- [Directive] Which lines hold the word "spend"? Show each of them.

[Records from a data collection]

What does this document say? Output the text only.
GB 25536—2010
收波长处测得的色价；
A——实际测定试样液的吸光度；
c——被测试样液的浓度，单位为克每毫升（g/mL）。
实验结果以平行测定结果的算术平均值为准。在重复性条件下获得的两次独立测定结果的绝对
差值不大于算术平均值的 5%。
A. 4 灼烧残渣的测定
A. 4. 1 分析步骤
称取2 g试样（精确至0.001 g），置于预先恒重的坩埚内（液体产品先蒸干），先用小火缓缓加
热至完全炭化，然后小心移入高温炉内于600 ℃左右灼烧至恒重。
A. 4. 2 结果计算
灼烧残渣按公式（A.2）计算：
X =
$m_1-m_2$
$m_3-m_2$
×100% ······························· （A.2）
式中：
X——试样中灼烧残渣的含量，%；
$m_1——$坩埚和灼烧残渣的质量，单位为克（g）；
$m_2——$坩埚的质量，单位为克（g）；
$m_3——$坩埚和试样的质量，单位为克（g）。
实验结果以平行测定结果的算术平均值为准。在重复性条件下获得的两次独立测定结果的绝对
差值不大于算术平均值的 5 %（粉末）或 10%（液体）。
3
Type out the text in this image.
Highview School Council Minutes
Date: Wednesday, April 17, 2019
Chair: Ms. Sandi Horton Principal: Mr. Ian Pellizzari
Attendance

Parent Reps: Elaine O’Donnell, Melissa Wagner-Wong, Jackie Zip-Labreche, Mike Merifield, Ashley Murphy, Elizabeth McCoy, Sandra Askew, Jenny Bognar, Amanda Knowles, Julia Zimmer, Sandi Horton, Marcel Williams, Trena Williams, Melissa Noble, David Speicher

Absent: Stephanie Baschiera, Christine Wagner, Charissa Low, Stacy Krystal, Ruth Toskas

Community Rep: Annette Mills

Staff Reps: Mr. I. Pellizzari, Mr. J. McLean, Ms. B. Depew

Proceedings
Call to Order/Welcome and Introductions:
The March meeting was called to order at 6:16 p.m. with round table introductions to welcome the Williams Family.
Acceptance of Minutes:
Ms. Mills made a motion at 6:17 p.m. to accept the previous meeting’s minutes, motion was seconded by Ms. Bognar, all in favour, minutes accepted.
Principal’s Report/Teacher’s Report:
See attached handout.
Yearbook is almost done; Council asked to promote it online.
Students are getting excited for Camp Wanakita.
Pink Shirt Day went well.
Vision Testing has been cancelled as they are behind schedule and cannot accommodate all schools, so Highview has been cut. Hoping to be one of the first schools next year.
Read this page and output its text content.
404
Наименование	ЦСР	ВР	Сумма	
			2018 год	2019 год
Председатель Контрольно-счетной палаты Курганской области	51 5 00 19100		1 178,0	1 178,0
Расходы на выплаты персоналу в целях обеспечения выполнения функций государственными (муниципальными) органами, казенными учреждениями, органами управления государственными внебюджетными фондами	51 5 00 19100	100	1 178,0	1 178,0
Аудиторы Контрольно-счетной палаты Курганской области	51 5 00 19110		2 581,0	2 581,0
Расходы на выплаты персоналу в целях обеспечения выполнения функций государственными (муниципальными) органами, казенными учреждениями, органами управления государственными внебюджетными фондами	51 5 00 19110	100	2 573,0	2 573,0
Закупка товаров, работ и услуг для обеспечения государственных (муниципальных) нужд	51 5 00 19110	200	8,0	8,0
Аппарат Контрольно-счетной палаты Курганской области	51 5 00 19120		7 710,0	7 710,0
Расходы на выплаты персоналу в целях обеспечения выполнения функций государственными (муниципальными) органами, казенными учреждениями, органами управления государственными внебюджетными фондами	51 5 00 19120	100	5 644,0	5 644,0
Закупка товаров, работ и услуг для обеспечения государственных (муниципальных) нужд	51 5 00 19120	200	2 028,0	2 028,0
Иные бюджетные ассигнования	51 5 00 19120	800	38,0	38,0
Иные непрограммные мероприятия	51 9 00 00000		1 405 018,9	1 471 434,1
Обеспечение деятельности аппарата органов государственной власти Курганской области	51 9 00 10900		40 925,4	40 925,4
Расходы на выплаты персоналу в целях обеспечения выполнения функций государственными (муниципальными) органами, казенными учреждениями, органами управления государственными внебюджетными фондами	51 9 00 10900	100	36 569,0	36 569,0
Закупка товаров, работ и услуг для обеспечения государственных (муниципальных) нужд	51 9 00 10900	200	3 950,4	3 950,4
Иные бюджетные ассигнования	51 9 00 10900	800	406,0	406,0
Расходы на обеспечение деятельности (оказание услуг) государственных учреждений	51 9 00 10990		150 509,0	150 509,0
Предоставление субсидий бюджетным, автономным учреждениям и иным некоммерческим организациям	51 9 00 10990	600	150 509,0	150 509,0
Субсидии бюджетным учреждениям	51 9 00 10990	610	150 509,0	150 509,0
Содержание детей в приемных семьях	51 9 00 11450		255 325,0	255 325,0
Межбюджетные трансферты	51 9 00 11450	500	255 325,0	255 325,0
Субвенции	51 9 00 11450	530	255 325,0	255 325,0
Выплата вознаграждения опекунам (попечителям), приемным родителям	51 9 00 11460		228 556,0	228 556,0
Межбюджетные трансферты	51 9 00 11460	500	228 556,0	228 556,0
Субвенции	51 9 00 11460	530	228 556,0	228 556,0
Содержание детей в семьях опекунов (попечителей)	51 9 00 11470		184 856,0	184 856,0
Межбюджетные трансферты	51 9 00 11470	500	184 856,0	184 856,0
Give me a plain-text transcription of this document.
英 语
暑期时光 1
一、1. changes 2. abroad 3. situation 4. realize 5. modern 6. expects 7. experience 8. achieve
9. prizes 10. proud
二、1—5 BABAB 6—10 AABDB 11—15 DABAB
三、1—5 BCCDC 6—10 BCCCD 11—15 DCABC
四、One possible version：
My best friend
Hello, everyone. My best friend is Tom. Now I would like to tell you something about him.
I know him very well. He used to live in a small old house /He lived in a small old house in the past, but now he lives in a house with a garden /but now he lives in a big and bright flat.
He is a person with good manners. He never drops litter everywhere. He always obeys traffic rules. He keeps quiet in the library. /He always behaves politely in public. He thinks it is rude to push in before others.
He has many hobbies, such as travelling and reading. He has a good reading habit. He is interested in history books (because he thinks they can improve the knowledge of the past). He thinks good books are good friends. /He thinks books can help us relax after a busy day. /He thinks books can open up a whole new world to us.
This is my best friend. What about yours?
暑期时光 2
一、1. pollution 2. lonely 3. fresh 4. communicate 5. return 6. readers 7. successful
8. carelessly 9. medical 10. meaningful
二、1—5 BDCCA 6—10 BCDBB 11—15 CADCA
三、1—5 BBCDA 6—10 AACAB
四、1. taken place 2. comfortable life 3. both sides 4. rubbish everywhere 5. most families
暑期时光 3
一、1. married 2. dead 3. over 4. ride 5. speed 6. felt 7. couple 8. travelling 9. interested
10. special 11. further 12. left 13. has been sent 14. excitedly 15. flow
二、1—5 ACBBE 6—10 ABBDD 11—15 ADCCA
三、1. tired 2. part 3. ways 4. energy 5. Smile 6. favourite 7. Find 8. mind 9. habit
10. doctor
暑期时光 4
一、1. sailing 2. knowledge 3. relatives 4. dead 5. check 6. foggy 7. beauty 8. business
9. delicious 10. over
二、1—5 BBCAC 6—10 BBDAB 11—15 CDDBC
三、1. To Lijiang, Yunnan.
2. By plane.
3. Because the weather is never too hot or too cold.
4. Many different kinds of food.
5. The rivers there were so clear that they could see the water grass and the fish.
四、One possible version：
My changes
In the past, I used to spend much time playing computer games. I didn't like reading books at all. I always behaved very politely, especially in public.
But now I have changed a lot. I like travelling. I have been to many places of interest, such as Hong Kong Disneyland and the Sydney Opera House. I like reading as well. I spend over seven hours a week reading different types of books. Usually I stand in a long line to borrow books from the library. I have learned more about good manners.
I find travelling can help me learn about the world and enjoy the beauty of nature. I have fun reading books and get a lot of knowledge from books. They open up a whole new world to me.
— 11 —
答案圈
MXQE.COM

- [Expected output]
In the past, I used to spend much time playing computer games. I didn't like reading books at all. I always behaved very politely, especially in public.
But now I have changed a lot. I like travelling. I have been to many places of interest, such as Hong Kong Disneyland and the Sydney Opera House. I like reading as well. I spend over seven hours a week reading different types of books. Usually I stand in a long line to borrow books from the library. I have learned more about good manners.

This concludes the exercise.